» RECORD EXCERPTS:
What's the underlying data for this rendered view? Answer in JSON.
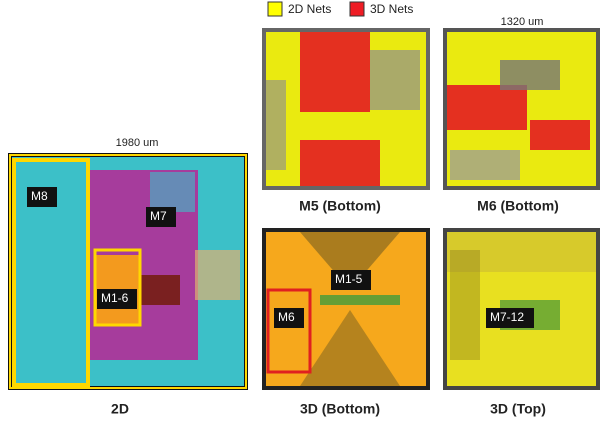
{
  "legend": [
    {
      "label": "2D Nets"
    },
    {
      "label": "3D Nets"
    }
  ],
  "dimensions": {
    "width_2d": "1980 um",
    "width_3d": "1320 um"
  },
  "panels": [
    {
      "caption": "2D",
      "labels": [
        "M8",
        "M7",
        "M1-6"
      ]
    },
    {
      "caption": "M5 (Bottom)"
    },
    {
      "caption": "M6 (Bottom)"
    },
    {
      "caption": "3D (Bottom)",
      "labels": [
        "M1-5",
        "M6"
      ]
    },
    {
      "caption": "3D (Top)",
      "labels": [
        "M7-12"
      ]
    }
  ]
}
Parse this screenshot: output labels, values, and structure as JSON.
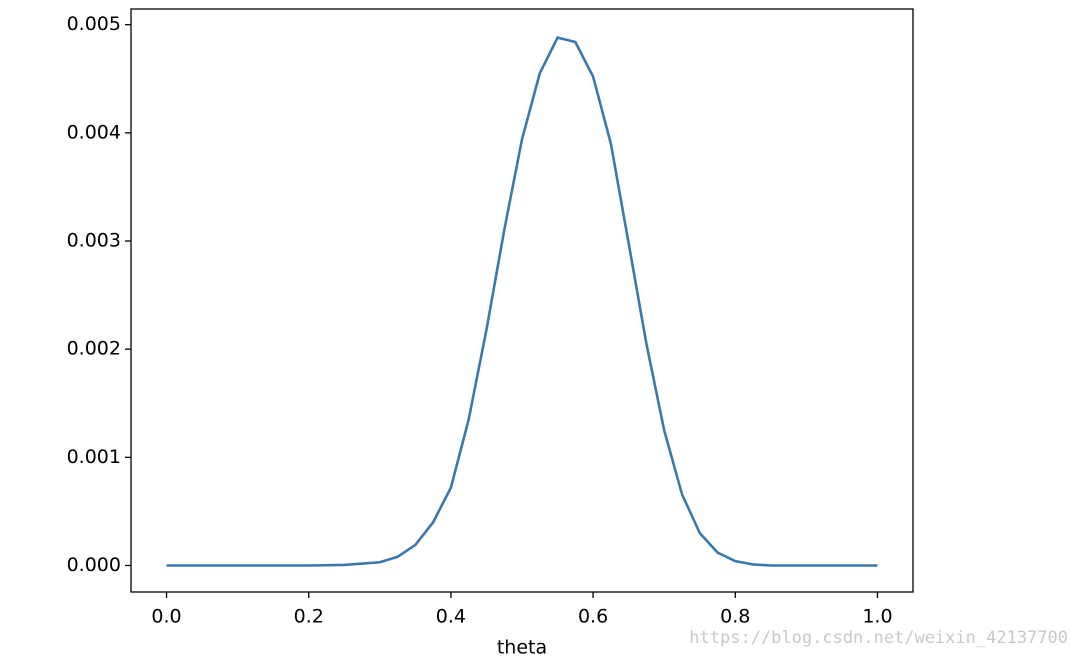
{
  "chart_data": {
    "type": "line",
    "x_label": "theta",
    "x": [
      0,
      0.1,
      0.2,
      0.25,
      0.3,
      0.325,
      0.35,
      0.375,
      0.4,
      0.425,
      0.45,
      0.475,
      0.5,
      0.525,
      0.55,
      0.575,
      0.6,
      0.625,
      0.65,
      0.675,
      0.7,
      0.725,
      0.75,
      0.775,
      0.8,
      0.825,
      0.85,
      0.9,
      1.0
    ],
    "series": [
      {
        "color": "#3a78b0",
        "values": [
          0,
          0,
          0,
          5e-06,
          3e-05,
          8e-05,
          0.00019,
          0.0004,
          0.00072,
          0.00135,
          0.00218,
          0.0031,
          0.00394,
          0.00455,
          0.00488,
          0.00484,
          0.00452,
          0.0039,
          0.00298,
          0.00205,
          0.00125,
          0.00066,
          0.0003,
          0.00012,
          4e-05,
          1e-05,
          0,
          0,
          0
        ]
      }
    ],
    "xlim": [
      -0.05,
      1.05
    ],
    "xticks": [
      {
        "value": 0,
        "label": "0.0"
      },
      0.2,
      0.4,
      0.6,
      0.8,
      {
        "value": 1,
        "label": "1.0"
      }
    ],
    "ylim": [
      -0.000245,
      0.005145
    ],
    "yticks": [
      {
        "value": 0,
        "label": "0.000"
      },
      0.001,
      0.002,
      0.003,
      0.004,
      0.005
    ],
    "grid": false
  },
  "watermark": "https://blog.csdn.net/weixin_42137700"
}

» WHAT YOU ARE ASKED TO DO: Leave out the pictures and return every record word for word.

» FINISHED EXERCISE:
What's the underlying data for this rendered view? Answer in JSON.
{
  "legend": [
    {
      "label": "2D Nets"
    },
    {
      "label": "3D Nets"
    }
  ],
  "dimensions": {
    "width_2d": "1980 um",
    "width_3d": "1320 um"
  },
  "panels": [
    {
      "caption": "2D",
      "labels": [
        "M8",
        "M7",
        "M1-6"
      ]
    },
    {
      "caption": "M5 (Bottom)"
    },
    {
      "caption": "M6 (Bottom)"
    },
    {
      "caption": "3D (Bottom)",
      "labels": [
        "M1-5",
        "M6"
      ]
    },
    {
      "caption": "3D (Top)",
      "labels": [
        "M7-12"
      ]
    }
  ]
}
Parse this screenshot: output labels, values, and structure as JSON.
{
  "chart_data": {
    "type": "line",
    "x_label": "theta",
    "x": [
      0,
      0.1,
      0.2,
      0.25,
      0.3,
      0.325,
      0.35,
      0.375,
      0.4,
      0.425,
      0.45,
      0.475,
      0.5,
      0.525,
      0.55,
      0.575,
      0.6,
      0.625,
      0.65,
      0.675,
      0.7,
      0.725,
      0.75,
      0.775,
      0.8,
      0.825,
      0.85,
      0.9,
      1.0
    ],
    "series": [
      {
        "color": "#3a78b0",
        "values": [
          0,
          0,
          0,
          5e-06,
          3e-05,
          8e-05,
          0.00019,
          0.0004,
          0.00072,
          0.00135,
          0.00218,
          0.0031,
          0.00394,
          0.00455,
          0.00488,
          0.00484,
          0.00452,
          0.0039,
          0.00298,
          0.00205,
          0.00125,
          0.00066,
          0.0003,
          0.00012,
          4e-05,
          1e-05,
          0,
          0,
          0
        ]
      }
    ],
    "xlim": [
      -0.05,
      1.05
    ],
    "xticks": [
      {
        "value": 0,
        "label": "0.0"
      },
      0.2,
      0.4,
      0.6,
      0.8,
      {
        "value": 1,
        "label": "1.0"
      }
    ],
    "ylim": [
      -0.000245,
      0.005145
    ],
    "yticks": [
      {
        "value": 0,
        "label": "0.000"
      },
      0.001,
      0.002,
      0.003,
      0.004,
      0.005
    ],
    "grid": false
  },
  "watermark": "https://blog.csdn.net/weixin_42137700"
}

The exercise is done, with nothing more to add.